> [Stated exercise]: Render the material again word for word, skipping the pictures in it.

> [Some records]:

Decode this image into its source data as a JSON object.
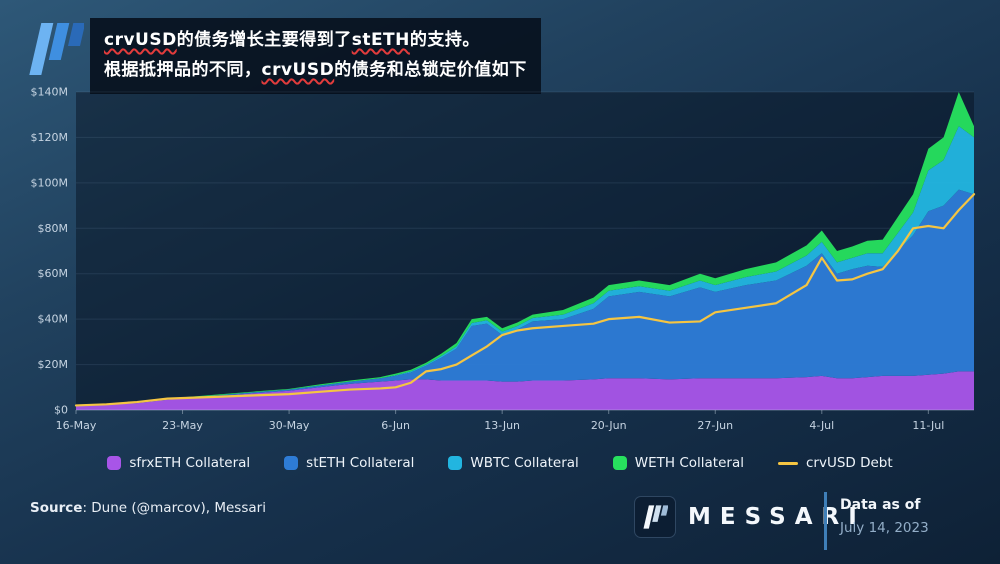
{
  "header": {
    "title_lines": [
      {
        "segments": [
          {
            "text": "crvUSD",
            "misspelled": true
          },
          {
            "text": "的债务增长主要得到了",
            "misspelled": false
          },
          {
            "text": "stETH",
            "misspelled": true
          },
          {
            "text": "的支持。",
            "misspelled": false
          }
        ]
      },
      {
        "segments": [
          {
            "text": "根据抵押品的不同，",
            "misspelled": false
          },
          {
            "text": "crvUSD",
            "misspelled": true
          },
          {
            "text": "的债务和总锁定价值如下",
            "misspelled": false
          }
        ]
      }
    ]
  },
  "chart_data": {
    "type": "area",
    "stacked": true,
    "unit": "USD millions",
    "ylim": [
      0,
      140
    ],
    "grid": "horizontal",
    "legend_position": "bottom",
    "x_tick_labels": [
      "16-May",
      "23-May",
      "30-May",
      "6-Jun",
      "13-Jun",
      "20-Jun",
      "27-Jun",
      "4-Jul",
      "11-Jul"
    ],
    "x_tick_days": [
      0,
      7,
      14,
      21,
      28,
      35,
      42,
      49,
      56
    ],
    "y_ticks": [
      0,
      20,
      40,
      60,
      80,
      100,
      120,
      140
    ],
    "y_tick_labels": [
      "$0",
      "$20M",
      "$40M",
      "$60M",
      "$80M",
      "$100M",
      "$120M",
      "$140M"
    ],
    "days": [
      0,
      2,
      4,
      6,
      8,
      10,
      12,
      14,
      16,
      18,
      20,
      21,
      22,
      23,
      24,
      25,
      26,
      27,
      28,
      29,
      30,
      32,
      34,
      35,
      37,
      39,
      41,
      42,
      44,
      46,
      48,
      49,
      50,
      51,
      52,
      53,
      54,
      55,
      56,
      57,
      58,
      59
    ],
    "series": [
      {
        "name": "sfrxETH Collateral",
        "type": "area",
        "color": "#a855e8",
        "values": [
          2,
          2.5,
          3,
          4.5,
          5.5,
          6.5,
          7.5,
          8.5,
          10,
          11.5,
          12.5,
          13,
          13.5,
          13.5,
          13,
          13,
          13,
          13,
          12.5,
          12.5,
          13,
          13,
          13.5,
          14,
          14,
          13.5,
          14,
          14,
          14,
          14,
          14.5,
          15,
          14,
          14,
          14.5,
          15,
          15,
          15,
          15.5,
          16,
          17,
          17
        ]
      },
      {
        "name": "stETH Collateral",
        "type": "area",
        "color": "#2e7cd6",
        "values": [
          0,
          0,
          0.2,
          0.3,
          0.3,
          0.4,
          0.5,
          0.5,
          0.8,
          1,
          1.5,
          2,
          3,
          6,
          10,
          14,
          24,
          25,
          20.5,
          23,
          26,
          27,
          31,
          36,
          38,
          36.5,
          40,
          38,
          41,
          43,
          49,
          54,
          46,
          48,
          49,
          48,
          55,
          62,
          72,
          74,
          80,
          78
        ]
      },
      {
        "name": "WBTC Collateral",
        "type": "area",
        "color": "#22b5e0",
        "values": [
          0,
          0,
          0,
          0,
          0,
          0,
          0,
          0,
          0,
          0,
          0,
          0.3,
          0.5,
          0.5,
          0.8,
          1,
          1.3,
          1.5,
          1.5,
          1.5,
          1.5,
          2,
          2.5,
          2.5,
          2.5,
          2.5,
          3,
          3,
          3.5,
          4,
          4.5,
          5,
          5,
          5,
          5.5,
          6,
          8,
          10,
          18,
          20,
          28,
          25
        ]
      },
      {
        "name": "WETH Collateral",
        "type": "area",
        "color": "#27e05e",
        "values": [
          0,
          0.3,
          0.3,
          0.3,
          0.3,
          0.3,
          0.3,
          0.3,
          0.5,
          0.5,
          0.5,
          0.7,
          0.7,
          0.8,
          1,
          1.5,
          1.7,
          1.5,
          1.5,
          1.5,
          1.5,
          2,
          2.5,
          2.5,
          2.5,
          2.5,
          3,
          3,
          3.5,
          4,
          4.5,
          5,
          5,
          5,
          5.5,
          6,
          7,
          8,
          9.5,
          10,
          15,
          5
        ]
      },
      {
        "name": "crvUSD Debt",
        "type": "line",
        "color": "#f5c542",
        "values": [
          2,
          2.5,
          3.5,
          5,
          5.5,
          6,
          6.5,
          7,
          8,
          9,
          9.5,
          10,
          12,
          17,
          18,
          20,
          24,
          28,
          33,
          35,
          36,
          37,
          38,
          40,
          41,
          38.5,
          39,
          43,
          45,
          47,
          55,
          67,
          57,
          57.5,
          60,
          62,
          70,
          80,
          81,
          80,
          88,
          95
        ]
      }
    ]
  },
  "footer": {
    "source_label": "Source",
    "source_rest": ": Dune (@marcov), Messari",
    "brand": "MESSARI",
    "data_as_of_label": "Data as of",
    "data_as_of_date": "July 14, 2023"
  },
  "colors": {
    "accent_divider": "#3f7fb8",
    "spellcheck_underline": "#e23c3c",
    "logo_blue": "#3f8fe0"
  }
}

> [Output]:
Decode this image into its source data as a JSON object.
{
  "header": {
    "title_lines": [
      {
        "segments": [
          {
            "text": "crvUSD",
            "misspelled": true
          },
          {
            "text": "的债务增长主要得到了",
            "misspelled": false
          },
          {
            "text": "stETH",
            "misspelled": true
          },
          {
            "text": "的支持。",
            "misspelled": false
          }
        ]
      },
      {
        "segments": [
          {
            "text": "根据抵押品的不同，",
            "misspelled": false
          },
          {
            "text": "crvUSD",
            "misspelled": true
          },
          {
            "text": "的债务和总锁定价值如下",
            "misspelled": false
          }
        ]
      }
    ]
  },
  "chart_data": {
    "type": "area",
    "stacked": true,
    "unit": "USD millions",
    "ylim": [
      0,
      140
    ],
    "grid": "horizontal",
    "legend_position": "bottom",
    "x_tick_labels": [
      "16-May",
      "23-May",
      "30-May",
      "6-Jun",
      "13-Jun",
      "20-Jun",
      "27-Jun",
      "4-Jul",
      "11-Jul"
    ],
    "x_tick_days": [
      0,
      7,
      14,
      21,
      28,
      35,
      42,
      49,
      56
    ],
    "y_ticks": [
      0,
      20,
      40,
      60,
      80,
      100,
      120,
      140
    ],
    "y_tick_labels": [
      "$0",
      "$20M",
      "$40M",
      "$60M",
      "$80M",
      "$100M",
      "$120M",
      "$140M"
    ],
    "days": [
      0,
      2,
      4,
      6,
      8,
      10,
      12,
      14,
      16,
      18,
      20,
      21,
      22,
      23,
      24,
      25,
      26,
      27,
      28,
      29,
      30,
      32,
      34,
      35,
      37,
      39,
      41,
      42,
      44,
      46,
      48,
      49,
      50,
      51,
      52,
      53,
      54,
      55,
      56,
      57,
      58,
      59
    ],
    "series": [
      {
        "name": "sfrxETH Collateral",
        "type": "area",
        "color": "#a855e8",
        "values": [
          2,
          2.5,
          3,
          4.5,
          5.5,
          6.5,
          7.5,
          8.5,
          10,
          11.5,
          12.5,
          13,
          13.5,
          13.5,
          13,
          13,
          13,
          13,
          12.5,
          12.5,
          13,
          13,
          13.5,
          14,
          14,
          13.5,
          14,
          14,
          14,
          14,
          14.5,
          15,
          14,
          14,
          14.5,
          15,
          15,
          15,
          15.5,
          16,
          17,
          17
        ]
      },
      {
        "name": "stETH Collateral",
        "type": "area",
        "color": "#2e7cd6",
        "values": [
          0,
          0,
          0.2,
          0.3,
          0.3,
          0.4,
          0.5,
          0.5,
          0.8,
          1,
          1.5,
          2,
          3,
          6,
          10,
          14,
          24,
          25,
          20.5,
          23,
          26,
          27,
          31,
          36,
          38,
          36.5,
          40,
          38,
          41,
          43,
          49,
          54,
          46,
          48,
          49,
          48,
          55,
          62,
          72,
          74,
          80,
          78
        ]
      },
      {
        "name": "WBTC Collateral",
        "type": "area",
        "color": "#22b5e0",
        "values": [
          0,
          0,
          0,
          0,
          0,
          0,
          0,
          0,
          0,
          0,
          0,
          0.3,
          0.5,
          0.5,
          0.8,
          1,
          1.3,
          1.5,
          1.5,
          1.5,
          1.5,
          2,
          2.5,
          2.5,
          2.5,
          2.5,
          3,
          3,
          3.5,
          4,
          4.5,
          5,
          5,
          5,
          5.5,
          6,
          8,
          10,
          18,
          20,
          28,
          25
        ]
      },
      {
        "name": "WETH Collateral",
        "type": "area",
        "color": "#27e05e",
        "values": [
          0,
          0.3,
          0.3,
          0.3,
          0.3,
          0.3,
          0.3,
          0.3,
          0.5,
          0.5,
          0.5,
          0.7,
          0.7,
          0.8,
          1,
          1.5,
          1.7,
          1.5,
          1.5,
          1.5,
          1.5,
          2,
          2.5,
          2.5,
          2.5,
          2.5,
          3,
          3,
          3.5,
          4,
          4.5,
          5,
          5,
          5,
          5.5,
          6,
          7,
          8,
          9.5,
          10,
          15,
          5
        ]
      },
      {
        "name": "crvUSD Debt",
        "type": "line",
        "color": "#f5c542",
        "values": [
          2,
          2.5,
          3.5,
          5,
          5.5,
          6,
          6.5,
          7,
          8,
          9,
          9.5,
          10,
          12,
          17,
          18,
          20,
          24,
          28,
          33,
          35,
          36,
          37,
          38,
          40,
          41,
          38.5,
          39,
          43,
          45,
          47,
          55,
          67,
          57,
          57.5,
          60,
          62,
          70,
          80,
          81,
          80,
          88,
          95
        ]
      }
    ]
  },
  "footer": {
    "source_label": "Source",
    "source_rest": ": Dune (@marcov), Messari",
    "brand": "MESSARI",
    "data_as_of_label": "Data as of",
    "data_as_of_date": "July 14, 2023"
  },
  "colors": {
    "accent_divider": "#3f7fb8",
    "spellcheck_underline": "#e23c3c",
    "logo_blue": "#3f8fe0"
  }
}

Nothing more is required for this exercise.